Your goal >>
Repeat the listing below in full, exactly as it stands.

Provided entries >>
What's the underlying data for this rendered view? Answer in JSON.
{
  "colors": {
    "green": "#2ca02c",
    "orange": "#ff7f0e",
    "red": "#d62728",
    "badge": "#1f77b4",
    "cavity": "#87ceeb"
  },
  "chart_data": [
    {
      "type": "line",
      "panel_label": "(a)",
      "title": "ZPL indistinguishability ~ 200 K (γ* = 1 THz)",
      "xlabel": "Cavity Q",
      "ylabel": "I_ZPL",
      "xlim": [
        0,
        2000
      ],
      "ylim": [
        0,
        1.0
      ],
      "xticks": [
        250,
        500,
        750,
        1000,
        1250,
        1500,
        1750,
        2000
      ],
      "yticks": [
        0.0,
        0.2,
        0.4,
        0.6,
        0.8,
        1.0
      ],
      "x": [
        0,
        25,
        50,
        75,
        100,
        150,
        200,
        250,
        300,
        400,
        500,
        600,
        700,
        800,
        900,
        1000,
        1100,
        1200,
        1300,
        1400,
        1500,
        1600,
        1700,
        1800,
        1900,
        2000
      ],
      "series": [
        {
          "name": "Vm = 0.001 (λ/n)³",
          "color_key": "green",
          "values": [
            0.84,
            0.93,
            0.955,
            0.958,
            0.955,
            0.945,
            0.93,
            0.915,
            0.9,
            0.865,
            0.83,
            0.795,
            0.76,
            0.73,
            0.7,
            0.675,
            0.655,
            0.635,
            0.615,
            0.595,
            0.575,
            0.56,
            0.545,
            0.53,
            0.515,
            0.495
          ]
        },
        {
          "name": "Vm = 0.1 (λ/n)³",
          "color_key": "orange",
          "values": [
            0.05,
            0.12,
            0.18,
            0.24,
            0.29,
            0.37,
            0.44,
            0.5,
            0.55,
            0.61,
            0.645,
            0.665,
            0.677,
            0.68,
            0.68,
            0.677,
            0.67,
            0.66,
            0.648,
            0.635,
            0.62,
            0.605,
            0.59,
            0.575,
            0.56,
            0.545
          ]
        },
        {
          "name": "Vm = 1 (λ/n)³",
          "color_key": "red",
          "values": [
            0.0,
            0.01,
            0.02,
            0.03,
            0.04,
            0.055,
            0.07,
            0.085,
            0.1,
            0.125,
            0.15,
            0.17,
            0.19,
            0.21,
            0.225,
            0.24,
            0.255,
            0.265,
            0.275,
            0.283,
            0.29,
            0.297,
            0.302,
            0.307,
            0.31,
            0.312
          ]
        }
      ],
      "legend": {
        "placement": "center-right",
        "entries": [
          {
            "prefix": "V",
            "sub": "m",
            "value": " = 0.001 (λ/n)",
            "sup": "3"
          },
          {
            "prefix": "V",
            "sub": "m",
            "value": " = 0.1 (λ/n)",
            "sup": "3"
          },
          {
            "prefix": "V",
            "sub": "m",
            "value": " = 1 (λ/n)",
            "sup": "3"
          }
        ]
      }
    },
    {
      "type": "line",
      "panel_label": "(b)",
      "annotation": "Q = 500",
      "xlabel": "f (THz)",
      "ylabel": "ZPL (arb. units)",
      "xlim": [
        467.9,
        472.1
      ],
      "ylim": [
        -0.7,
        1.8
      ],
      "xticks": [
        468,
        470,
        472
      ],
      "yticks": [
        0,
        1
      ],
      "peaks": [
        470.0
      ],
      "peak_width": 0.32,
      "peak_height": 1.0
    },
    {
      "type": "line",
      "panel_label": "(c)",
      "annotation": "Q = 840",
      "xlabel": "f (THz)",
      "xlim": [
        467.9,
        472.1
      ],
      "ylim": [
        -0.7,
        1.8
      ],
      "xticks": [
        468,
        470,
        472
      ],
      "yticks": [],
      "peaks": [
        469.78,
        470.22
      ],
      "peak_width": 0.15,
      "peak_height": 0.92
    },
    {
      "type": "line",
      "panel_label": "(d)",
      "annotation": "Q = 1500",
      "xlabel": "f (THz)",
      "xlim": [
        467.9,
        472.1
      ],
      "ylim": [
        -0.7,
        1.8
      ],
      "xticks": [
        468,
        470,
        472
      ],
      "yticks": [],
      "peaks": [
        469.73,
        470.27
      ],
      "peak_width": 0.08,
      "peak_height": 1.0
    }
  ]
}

Answer to the task >>
What's the underlying data for this rendered view? Answer in JSON.
{
  "colors": {
    "green": "#2ca02c",
    "orange": "#ff7f0e",
    "red": "#d62728",
    "badge": "#1f77b4",
    "cavity": "#87ceeb"
  },
  "chart_data": [
    {
      "type": "line",
      "panel_label": "(a)",
      "title": "ZPL indistinguishability ~ 200 K (γ* = 1 THz)",
      "xlabel": "Cavity Q",
      "ylabel": "I_ZPL",
      "xlim": [
        0,
        2000
      ],
      "ylim": [
        0,
        1.0
      ],
      "xticks": [
        250,
        500,
        750,
        1000,
        1250,
        1500,
        1750,
        2000
      ],
      "yticks": [
        0.0,
        0.2,
        0.4,
        0.6,
        0.8,
        1.0
      ],
      "x": [
        0,
        25,
        50,
        75,
        100,
        150,
        200,
        250,
        300,
        400,
        500,
        600,
        700,
        800,
        900,
        1000,
        1100,
        1200,
        1300,
        1400,
        1500,
        1600,
        1700,
        1800,
        1900,
        2000
      ],
      "series": [
        {
          "name": "Vm = 0.001 (λ/n)³",
          "color_key": "green",
          "values": [
            0.84,
            0.93,
            0.955,
            0.958,
            0.955,
            0.945,
            0.93,
            0.915,
            0.9,
            0.865,
            0.83,
            0.795,
            0.76,
            0.73,
            0.7,
            0.675,
            0.655,
            0.635,
            0.615,
            0.595,
            0.575,
            0.56,
            0.545,
            0.53,
            0.515,
            0.495
          ]
        },
        {
          "name": "Vm = 0.1 (λ/n)³",
          "color_key": "orange",
          "values": [
            0.05,
            0.12,
            0.18,
            0.24,
            0.29,
            0.37,
            0.44,
            0.5,
            0.55,
            0.61,
            0.645,
            0.665,
            0.677,
            0.68,
            0.68,
            0.677,
            0.67,
            0.66,
            0.648,
            0.635,
            0.62,
            0.605,
            0.59,
            0.575,
            0.56,
            0.545
          ]
        },
        {
          "name": "Vm = 1 (λ/n)³",
          "color_key": "red",
          "values": [
            0.0,
            0.01,
            0.02,
            0.03,
            0.04,
            0.055,
            0.07,
            0.085,
            0.1,
            0.125,
            0.15,
            0.17,
            0.19,
            0.21,
            0.225,
            0.24,
            0.255,
            0.265,
            0.275,
            0.283,
            0.29,
            0.297,
            0.302,
            0.307,
            0.31,
            0.312
          ]
        }
      ],
      "legend": {
        "placement": "center-right",
        "entries": [
          {
            "prefix": "V",
            "sub": "m",
            "value": " = 0.001 (λ/n)",
            "sup": "3"
          },
          {
            "prefix": "V",
            "sub": "m",
            "value": " = 0.1 (λ/n)",
            "sup": "3"
          },
          {
            "prefix": "V",
            "sub": "m",
            "value": " = 1 (λ/n)",
            "sup": "3"
          }
        ]
      }
    },
    {
      "type": "line",
      "panel_label": "(b)",
      "annotation": "Q = 500",
      "xlabel": "f (THz)",
      "ylabel": "ZPL (arb. units)",
      "xlim": [
        467.9,
        472.1
      ],
      "ylim": [
        -0.7,
        1.8
      ],
      "xticks": [
        468,
        470,
        472
      ],
      "yticks": [
        0,
        1
      ],
      "peaks": [
        470.0
      ],
      "peak_width": 0.32,
      "peak_height": 1.0
    },
    {
      "type": "line",
      "panel_label": "(c)",
      "annotation": "Q = 840",
      "xlabel": "f (THz)",
      "xlim": [
        467.9,
        472.1
      ],
      "ylim": [
        -0.7,
        1.8
      ],
      "xticks": [
        468,
        470,
        472
      ],
      "yticks": [],
      "peaks": [
        469.78,
        470.22
      ],
      "peak_width": 0.15,
      "peak_height": 0.92
    },
    {
      "type": "line",
      "panel_label": "(d)",
      "annotation": "Q = 1500",
      "xlabel": "f (THz)",
      "xlim": [
        467.9,
        472.1
      ],
      "ylim": [
        -0.7,
        1.8
      ],
      "xticks": [
        468,
        470,
        472
      ],
      "yticks": [],
      "peaks": [
        469.73,
        470.27
      ],
      "peak_width": 0.08,
      "peak_height": 1.0
    }
  ]
}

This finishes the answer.